### Your task
Repeat all the material exactly; pictures stay out of your copy.

### Data for this exercise

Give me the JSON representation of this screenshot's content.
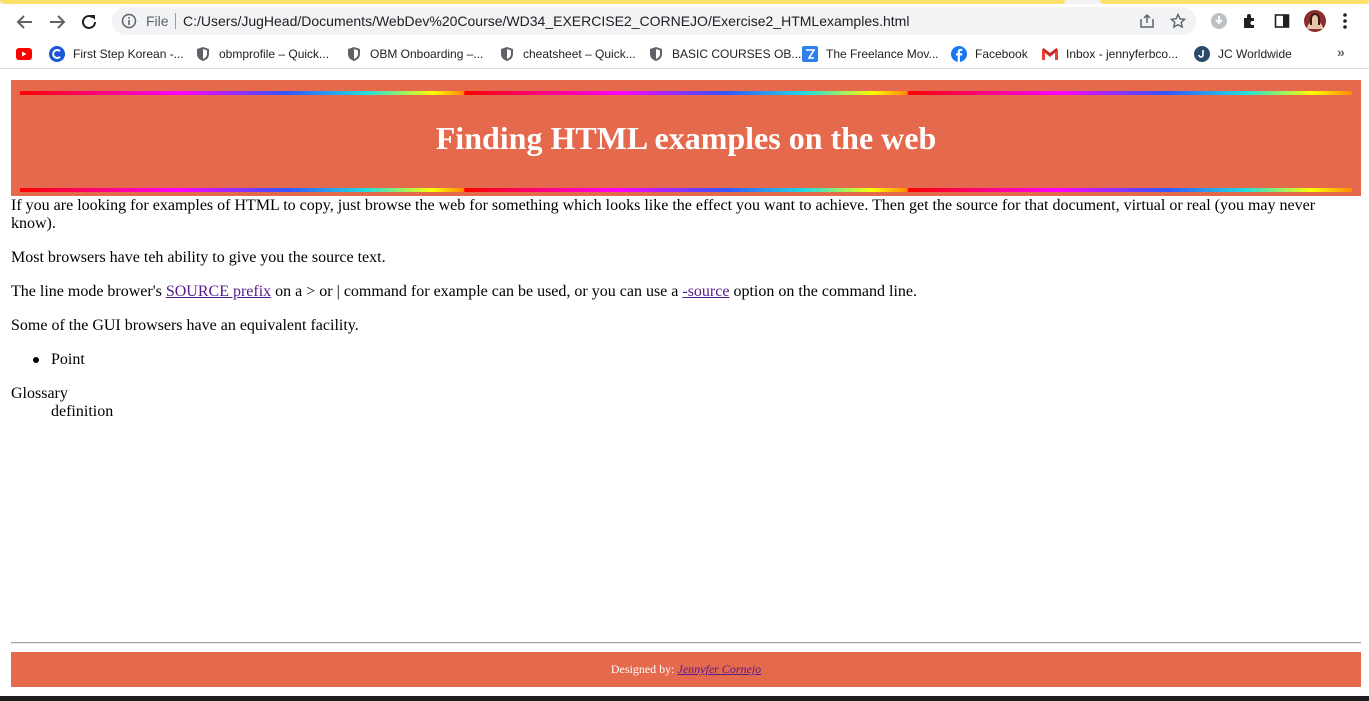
{
  "browser": {
    "address_scheme": "File",
    "url": "C:/Users/JugHead/Documents/WebDev%20Course/WD34_EXERCISE2_CORNEJO/Exercise2_HTMLexamples.html",
    "bookmarks": [
      {
        "icon": "youtube-icon",
        "label": ""
      },
      {
        "icon": "c-logo-icon",
        "label": "First Step Korean -..."
      },
      {
        "icon": "shield-icon",
        "label": "obmprofile – Quick..."
      },
      {
        "icon": "shield-icon",
        "label": "OBM Onboarding –..."
      },
      {
        "icon": "shield-icon",
        "label": "cheatsheet – Quick..."
      },
      {
        "icon": "shield-icon",
        "label": "BASIC COURSES OB..."
      },
      {
        "icon": "freelance-icon",
        "label": "The Freelance Mov..."
      },
      {
        "icon": "facebook-icon",
        "label": "Facebook"
      },
      {
        "icon": "gmail-icon",
        "label": "Inbox - jennyferbco..."
      },
      {
        "icon": "jc-icon",
        "label": "JC Worldwide"
      }
    ],
    "more_label": "»"
  },
  "page": {
    "heading": "Finding HTML examples on the web",
    "p1": "If you are looking for examples of HTML to copy, just browse the web for something which looks like the effect you want to achieve. Then get the source for that document, virtual or real (you may never know).",
    "p2": "Most browsers have teh ability to give you the source text.",
    "p3_before": "The line mode brower's ",
    "p3_link1": "SOURCE prefix",
    "p3_middle": " on a > or | command for example can be used, or you can use a ",
    "p3_link2": "-source",
    "p3_after": " option on the command line.",
    "p4": "Some of the GUI browsers have an equivalent facility.",
    "list_item": "Point",
    "glossary_term": "Glossary",
    "glossary_definition": "definition",
    "footer_prefix": "Designed by: ",
    "footer_link": "Jennyfer Cornejo"
  },
  "colors": {
    "banner": "#e4694d",
    "link_visited": "#551a8b"
  }
}
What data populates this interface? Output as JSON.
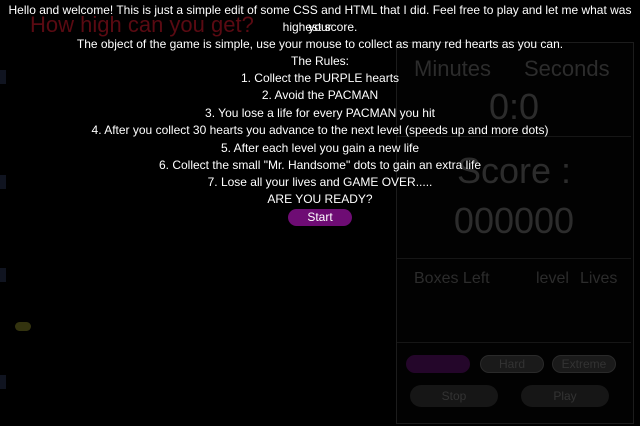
{
  "game": {
    "title": "How high can you get?",
    "panel": {
      "minutes_label": "Minutes",
      "seconds_label": "Seconds",
      "timer": "0:0",
      "score_label": "Score :",
      "score": "000000",
      "boxes_left_label": "Boxes Left",
      "level_label": "level",
      "lives_label": "Lives",
      "difficulty": [
        "",
        "Hard",
        "Extreme"
      ],
      "stop_label": "Stop",
      "play_label": "Play"
    }
  },
  "intro": {
    "lines": [
      "Hello and welcome! This is just a simple edit of some CSS and HTML that I did. Feel free to play and let me what was your",
      "highest score.",
      "The object of the game is simple, use your mouse to collect as many red hearts as you can.",
      "The Rules:",
      "1. Collect the PURPLE hearts",
      "2. Avoid the PACMAN",
      "3. You lose a life for every PACMAN you hit",
      "4. After you collect 30 hearts you advance to the next level (speeds up and more dots)",
      "5. After each level you gain a new life",
      "6. Collect the small \"Mr. Handsome\" dots to gain an extra life",
      "7. Lose all your lives and GAME OVER.....",
      "ARE YOU READY?"
    ],
    "start_label": "Start"
  },
  "colors": {
    "background": "#000000",
    "accent": "#6e0c74",
    "title_dim": "#5a0a12"
  }
}
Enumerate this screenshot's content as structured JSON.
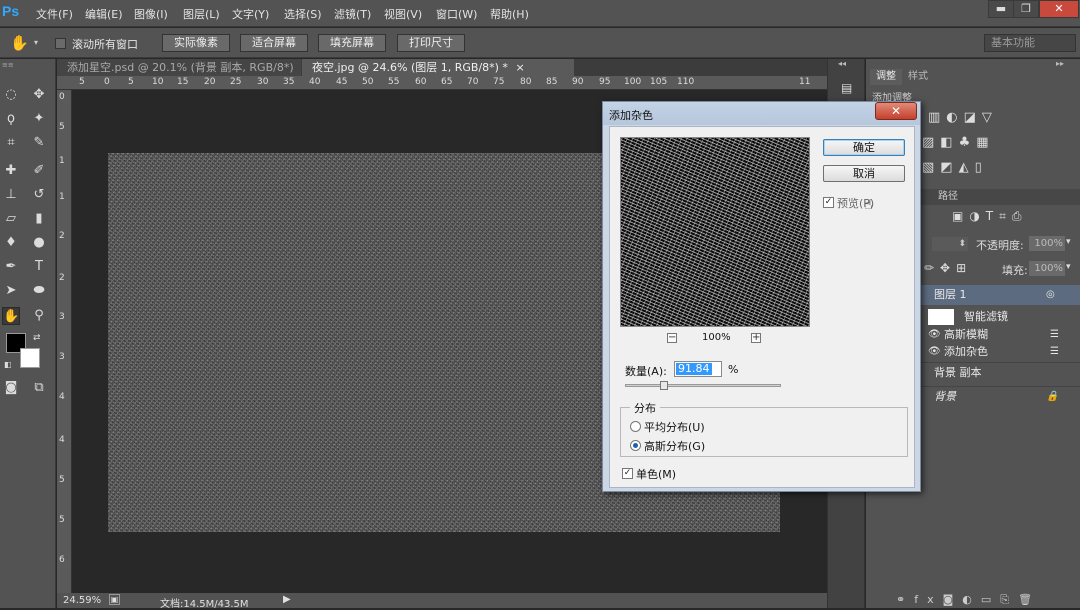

### The output
Give me the JSON representation of this screenshot's content.
{
  "browser": {
    "address_scheme": "File",
    "url": "C:/Users/JugHead/Documents/WebDev%20Course/WD34_EXERCISE2_CORNEJO/Exercise2_HTMLexamples.html",
    "bookmarks": [
      {
        "icon": "youtube-icon",
        "label": ""
      },
      {
        "icon": "c-logo-icon",
        "label": "First Step Korean -..."
      },
      {
        "icon": "shield-icon",
        "label": "obmprofile – Quick..."
      },
      {
        "icon": "shield-icon",
        "label": "OBM Onboarding –..."
      },
      {
        "icon": "shield-icon",
        "label": "cheatsheet – Quick..."
      },
      {
        "icon": "shield-icon",
        "label": "BASIC COURSES OB..."
      },
      {
        "icon": "freelance-icon",
        "label": "The Freelance Mov..."
      },
      {
        "icon": "facebook-icon",
        "label": "Facebook"
      },
      {
        "icon": "gmail-icon",
        "label": "Inbox - jennyferbco..."
      },
      {
        "icon": "jc-icon",
        "label": "JC Worldwide"
      }
    ],
    "more_label": "»"
  },
  "page": {
    "heading": "Finding HTML examples on the web",
    "p1": "If you are looking for examples of HTML to copy, just browse the web for something which looks like the effect you want to achieve. Then get the source for that document, virtual or real (you may never know).",
    "p2": "Most browsers have teh ability to give you the source text.",
    "p3_before": "The line mode brower's ",
    "p3_link1": "SOURCE prefix",
    "p3_middle": " on a > or | command for example can be used, or you can use a ",
    "p3_link2": "-source",
    "p3_after": " option on the command line.",
    "p4": "Some of the GUI browsers have an equivalent facility.",
    "list_item": "Point",
    "glossary_term": "Glossary",
    "glossary_definition": "definition",
    "footer_prefix": "Designed by: ",
    "footer_link": "Jennyfer Cornejo"
  },
  "colors": {
    "banner": "#e4694d",
    "link_visited": "#551a8b"
  }
}
What data populates this interface? Output as JSON.
{
  "game": {
    "title": "How high can you get?",
    "panel": {
      "minutes_label": "Minutes",
      "seconds_label": "Seconds",
      "timer": "0:0",
      "score_label": "Score :",
      "score": "000000",
      "boxes_left_label": "Boxes Left",
      "level_label": "level",
      "lives_label": "Lives",
      "difficulty": [
        "",
        "Hard",
        "Extreme"
      ],
      "stop_label": "Stop",
      "play_label": "Play"
    }
  },
  "intro": {
    "lines": [
      "Hello and welcome! This is just a simple edit of some CSS and HTML that I did. Feel free to play and let me what was your",
      "highest score.",
      "The object of the game is simple, use your mouse to collect as many red hearts as you can.",
      "The Rules:",
      "1. Collect the PURPLE hearts",
      "2. Avoid the PACMAN",
      "3. You lose a life for every PACMAN you hit",
      "4. After you collect 30 hearts you advance to the next level (speeds up and more dots)",
      "5. After each level you gain a new life",
      "6. Collect the small \"Mr. Handsome\" dots to gain an extra life",
      "7. Lose all your lives and GAME OVER.....",
      "ARE YOU READY?"
    ],
    "start_label": "Start"
  },
  "colors": {
    "background": "#000000",
    "accent": "#6e0c74",
    "title_dim": "#5a0a12"
  }
}
Enumerate this screenshot's content as structured JSON.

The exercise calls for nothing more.